[Dataset excerpts]
= = =

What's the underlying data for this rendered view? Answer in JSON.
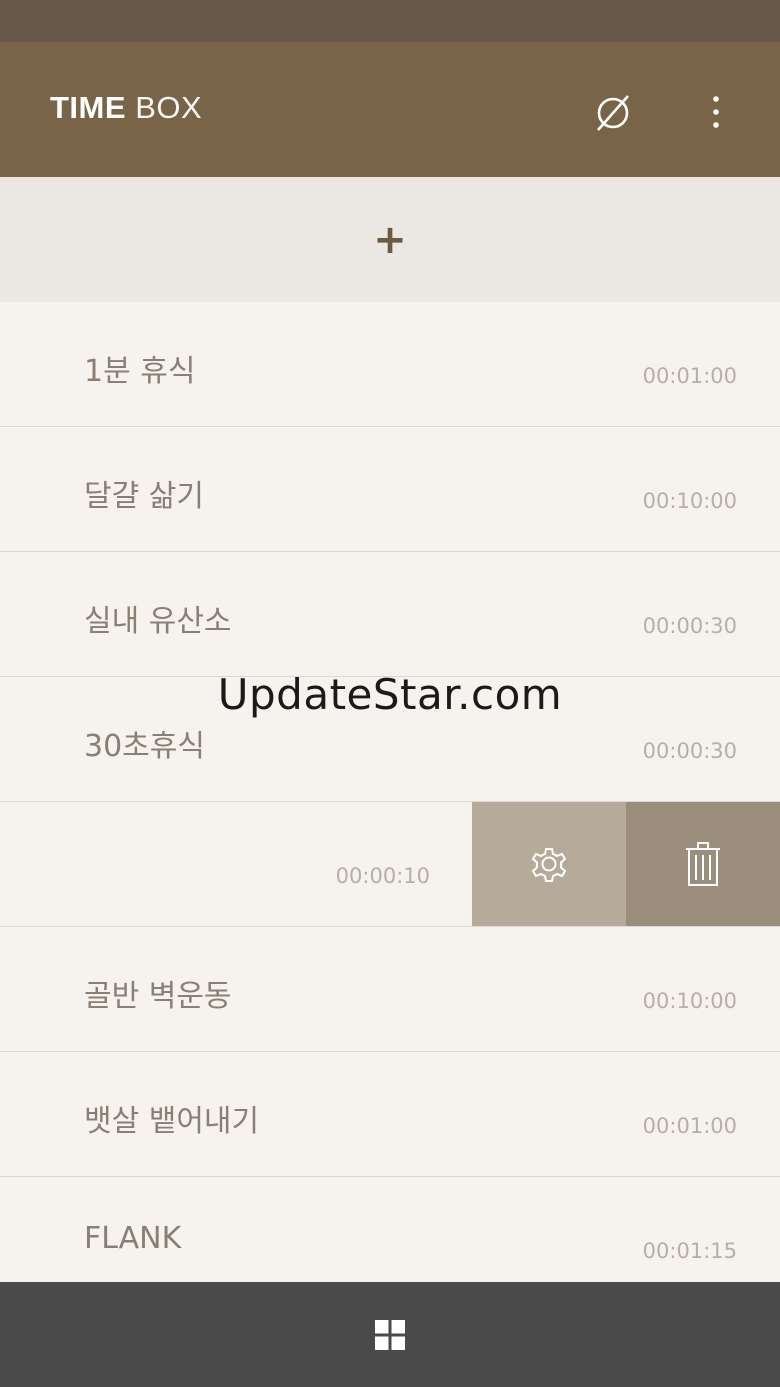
{
  "app_bar": {
    "title_bold": "TIME",
    "title_light": "BOX",
    "timer_off_icon": "empty-set-icon",
    "more_icon": "more-vertical-icon"
  },
  "add_bar": {
    "plus": "+"
  },
  "list": {
    "items": [
      {
        "name": "1분 휴식",
        "time": "00:01:00"
      },
      {
        "name": "달걀 삶기",
        "time": "00:10:00"
      },
      {
        "name": "실내 유산소",
        "time": "00:00:30"
      },
      {
        "name": "30초휴식",
        "time": "00:00:30"
      },
      {
        "name": "",
        "time": "00:00:10",
        "swiped": true
      },
      {
        "name": "골반 벽운동",
        "time": "00:10:00"
      },
      {
        "name": "뱃살 뱉어내기",
        "time": "00:01:00"
      },
      {
        "name": "FLANK",
        "time": "00:01:15"
      }
    ]
  },
  "swipe_actions": {
    "settings_icon": "gear-icon",
    "delete_icon": "trash-icon",
    "settings_color": "#b6ab9a",
    "delete_color": "#9c8e7d"
  },
  "bottom_bar": {
    "windows_icon": "windows-logo-icon"
  },
  "watermark": {
    "text": "UpdateStar.com"
  },
  "colors": {
    "app_bar": "#7a6447",
    "status_bar": "#665848",
    "list_bg": "#f6f3ee",
    "bottom_bar": "#4a4a4a"
  }
}
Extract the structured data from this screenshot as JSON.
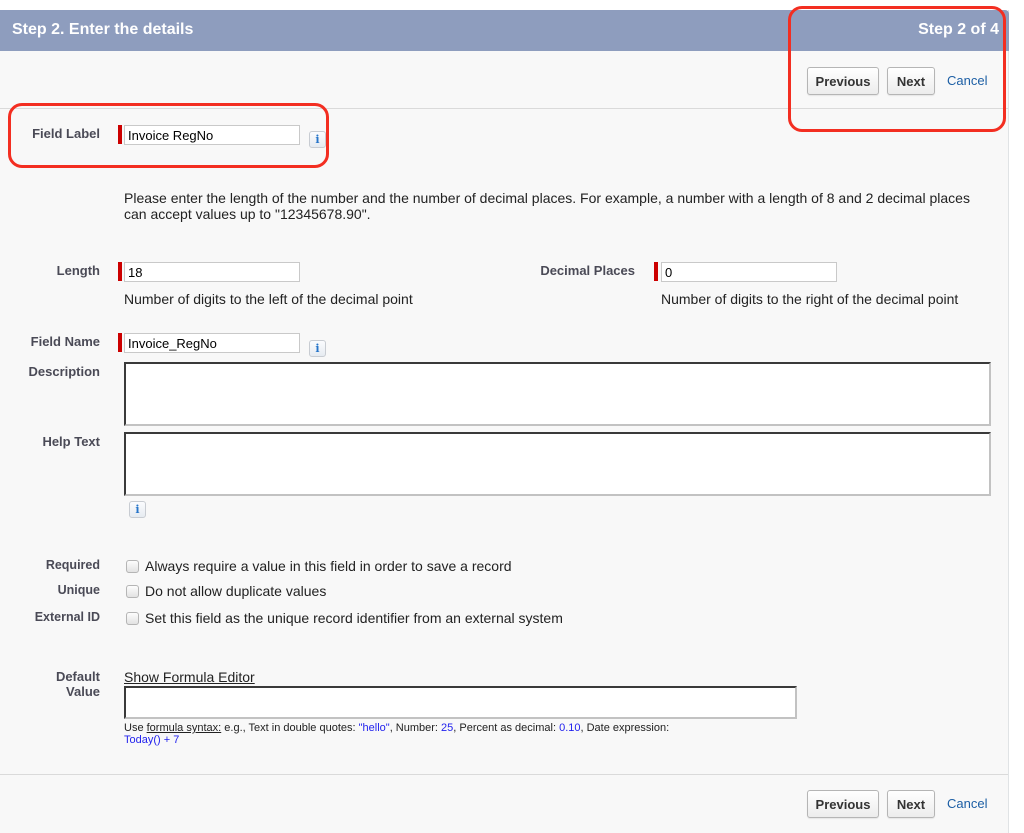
{
  "header": {
    "title": "Step 2. Enter the details",
    "step_indicator": "Step 2 of 4"
  },
  "buttons": {
    "previous": "Previous",
    "next": "Next",
    "cancel": "Cancel"
  },
  "fields": {
    "field_label": {
      "label": "Field Label",
      "value": "Invoice RegNo"
    },
    "intro_text": "Please enter the length of the number and the number of decimal places. For example, a number with a length of 8 and 2 decimal places can accept values up to \"12345678.90\".",
    "length": {
      "label": "Length",
      "value": "18",
      "hint": "Number of digits to the left of the decimal point"
    },
    "decimal_places": {
      "label": "Decimal Places",
      "value": "0",
      "hint": "Number of digits to the right of the decimal point"
    },
    "field_name": {
      "label": "Field Name",
      "value": "Invoice_RegNo"
    },
    "description": {
      "label": "Description",
      "value": ""
    },
    "help_text": {
      "label": "Help Text",
      "value": ""
    },
    "required": {
      "label": "Required",
      "text": "Always require a value in this field in order to save a record",
      "checked": false
    },
    "unique": {
      "label": "Unique",
      "text": "Do not allow duplicate values",
      "checked": false
    },
    "external_id": {
      "label": "External ID",
      "text": "Set this field as the unique record identifier from an external system",
      "checked": false
    },
    "default_value": {
      "label_line1": "Default",
      "label_line2": "Value",
      "formula_editor_link": "Show Formula Editor",
      "value": "",
      "help": {
        "prefix": "Use ",
        "syntax_link": "formula syntax:",
        "text1": " e.g., Text in double quotes: ",
        "ex_text": "\"hello\"",
        "text2": ", Number: ",
        "ex_number": "25",
        "text3": ", Percent as decimal: ",
        "ex_percent": "0.10",
        "text4": ", Date expression:",
        "ex_date": "Today() + 7"
      }
    }
  },
  "icons": {
    "info": "i"
  },
  "colors": {
    "header_bg": "#8e9dbe",
    "required_bar": "#cc0000",
    "link": "#1d5fa5",
    "highlight": "#f32e21"
  }
}
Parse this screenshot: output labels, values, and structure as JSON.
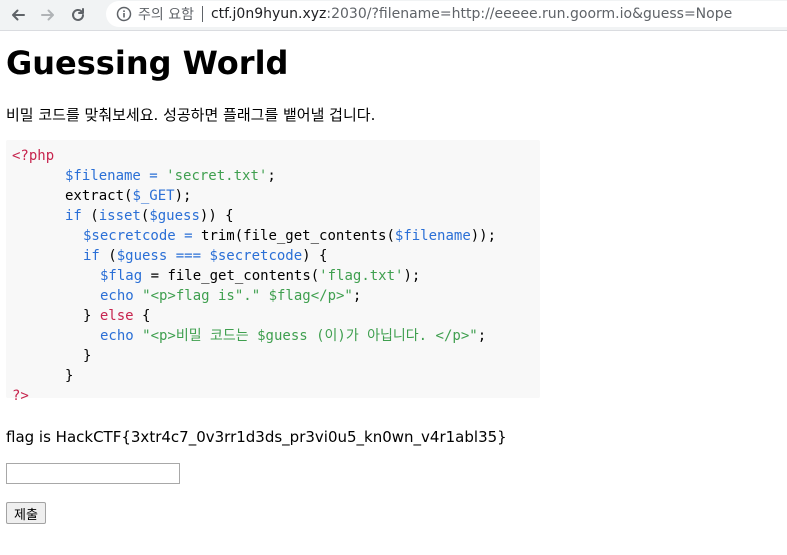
{
  "browser": {
    "security_label": "주의 요함",
    "url_host": "ctf.j0n9hyun.xyz",
    "url_rest": ":2030/?filename=http://eeeee.run.goorm.io&guess=Nope"
  },
  "page": {
    "title": "Guessing World",
    "intro": "비밀 코드를 맞춰보세요. 성공하면 플래그를 뱉어낼 겁니다.",
    "code": {
      "open_tag": "<?php",
      "close_tag": "?>",
      "line1_var": "$filename",
      "line1_op": " = ",
      "line1_str": "'secret.txt'",
      "line1_end": ";",
      "line2_fn": "extract(",
      "line2_var": "$_GET",
      "line2_end": ");",
      "line3_kw": "if",
      "line3_a": " (",
      "line3_fn": "isset",
      "line3_b": "(",
      "line3_var": "$guess",
      "line3_end": ")) {",
      "line4_var": "$secretcode",
      "line4_op": " = ",
      "line4_fn": "trim(file_get_contents(",
      "line4_var2": "$filename",
      "line4_end": "));",
      "line5_kw": "if",
      "line5_a": " (",
      "line5_var": "$guess",
      "line5_op": " === ",
      "line5_var2": "$secretcode",
      "line5_end": ") {",
      "line6_var": "$flag",
      "line6_op": " = ",
      "line6_fn": "file_get_contents(",
      "line6_str": "'flag.txt'",
      "line6_end": ");",
      "line7_kw": "echo",
      "line7_str": " \"<p>flag is\".\" $flag</p>\"",
      "line7_end": ";",
      "line8_a": "} ",
      "line8_kw": "else",
      "line8_b": " {",
      "line9_kw": "echo",
      "line9_str": " \"<p>비밀 코드는 $guess (이)가 아닙니다. </p>\"",
      "line9_end": ";",
      "line10": "}",
      "line11": "}"
    },
    "flag_output": "flag is HackCTF{3xtr4c7_0v3rr1d3ds_pr3vi0u5_kn0wn_v4r1abl35}",
    "guess_value": "",
    "submit_label": "제출"
  }
}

= = =

Brief
Print the whole listing above once more, word for word, without its pictures.

Exercise answer
What's the underlying data for this rendered view? Answer in JSON.
{
  "app_bar": {
    "title_bold": "TIME",
    "title_light": "BOX",
    "timer_off_icon": "empty-set-icon",
    "more_icon": "more-vertical-icon"
  },
  "add_bar": {
    "plus": "+"
  },
  "list": {
    "items": [
      {
        "name": "1분 휴식",
        "time": "00:01:00"
      },
      {
        "name": "달걀 삶기",
        "time": "00:10:00"
      },
      {
        "name": "실내 유산소",
        "time": "00:00:30"
      },
      {
        "name": "30초휴식",
        "time": "00:00:30"
      },
      {
        "name": "",
        "time": "00:00:10",
        "swiped": true
      },
      {
        "name": "골반 벽운동",
        "time": "00:10:00"
      },
      {
        "name": "뱃살 뱉어내기",
        "time": "00:01:00"
      },
      {
        "name": "FLANK",
        "time": "00:01:15"
      }
    ]
  },
  "swipe_actions": {
    "settings_icon": "gear-icon",
    "delete_icon": "trash-icon",
    "settings_color": "#b6ab9a",
    "delete_color": "#9c8e7d"
  },
  "bottom_bar": {
    "windows_icon": "windows-logo-icon"
  },
  "watermark": {
    "text": "UpdateStar.com"
  },
  "colors": {
    "app_bar": "#7a6447",
    "status_bar": "#665848",
    "list_bg": "#f6f3ee",
    "bottom_bar": "#4a4a4a"
  }
}
Extract the structured data from this screenshot as JSON.
{
  "header": {
    "title": "Step 2. Enter the details",
    "step_indicator": "Step 2 of 4"
  },
  "buttons": {
    "previous": "Previous",
    "next": "Next",
    "cancel": "Cancel"
  },
  "fields": {
    "field_label": {
      "label": "Field Label",
      "value": "Invoice RegNo"
    },
    "intro_text": "Please enter the length of the number and the number of decimal places. For example, a number with a length of 8 and 2 decimal places can accept values up to \"12345678.90\".",
    "length": {
      "label": "Length",
      "value": "18",
      "hint": "Number of digits to the left of the decimal point"
    },
    "decimal_places": {
      "label": "Decimal Places",
      "value": "0",
      "hint": "Number of digits to the right of the decimal point"
    },
    "field_name": {
      "label": "Field Name",
      "value": "Invoice_RegNo"
    },
    "description": {
      "label": "Description",
      "value": ""
    },
    "help_text": {
      "label": "Help Text",
      "value": ""
    },
    "required": {
      "label": "Required",
      "text": "Always require a value in this field in order to save a record",
      "checked": false
    },
    "unique": {
      "label": "Unique",
      "text": "Do not allow duplicate values",
      "checked": false
    },
    "external_id": {
      "label": "External ID",
      "text": "Set this field as the unique record identifier from an external system",
      "checked": false
    },
    "default_value": {
      "label_line1": "Default",
      "label_line2": "Value",
      "formula_editor_link": "Show Formula Editor",
      "value": "",
      "help": {
        "prefix": "Use ",
        "syntax_link": "formula syntax:",
        "text1": " e.g., Text in double quotes: ",
        "ex_text": "\"hello\"",
        "text2": ", Number: ",
        "ex_number": "25",
        "text3": ", Percent as decimal: ",
        "ex_percent": "0.10",
        "text4": ", Date expression:",
        "ex_date": "Today() + 7"
      }
    }
  },
  "icons": {
    "info": "i"
  },
  "colors": {
    "header_bg": "#8e9dbe",
    "required_bar": "#cc0000",
    "link": "#1d5fa5",
    "highlight": "#f32e21"
  }
}
Parse this screenshot: output labels, values, and structure as JSON.
{
  "browser": {
    "security_label": "주의 요함",
    "url_host": "ctf.j0n9hyun.xyz",
    "url_rest": ":2030/?filename=http://eeeee.run.goorm.io&guess=Nope"
  },
  "page": {
    "title": "Guessing World",
    "intro": "비밀 코드를 맞춰보세요. 성공하면 플래그를 뱉어낼 겁니다.",
    "code": {
      "open_tag": "<?php",
      "close_tag": "?>",
      "line1_var": "$filename",
      "line1_op": " = ",
      "line1_str": "'secret.txt'",
      "line1_end": ";",
      "line2_fn": "extract(",
      "line2_var": "$_GET",
      "line2_end": ");",
      "line3_kw": "if",
      "line3_a": " (",
      "line3_fn": "isset",
      "line3_b": "(",
      "line3_var": "$guess",
      "line3_end": ")) {",
      "line4_var": "$secretcode",
      "line4_op": " = ",
      "line4_fn": "trim(file_get_contents(",
      "line4_var2": "$filename",
      "line4_end": "));",
      "line5_kw": "if",
      "line5_a": " (",
      "line5_var": "$guess",
      "line5_op": " === ",
      "line5_var2": "$secretcode",
      "line5_end": ") {",
      "line6_var": "$flag",
      "line6_op": " = ",
      "line6_fn": "file_get_contents(",
      "line6_str": "'flag.txt'",
      "line6_end": ");",
      "line7_kw": "echo",
      "line7_str": " \"<p>flag is\".\" $flag</p>\"",
      "line7_end": ";",
      "line8_a": "} ",
      "line8_kw": "else",
      "line8_b": " {",
      "line9_kw": "echo",
      "line9_str": " \"<p>비밀 코드는 $guess (이)가 아닙니다. </p>\"",
      "line9_end": ";",
      "line10": "}",
      "line11": "}"
    },
    "flag_output": "flag is HackCTF{3xtr4c7_0v3rr1d3ds_pr3vi0u5_kn0wn_v4r1abl35}",
    "guess_value": "",
    "submit_label": "제출"
  }
}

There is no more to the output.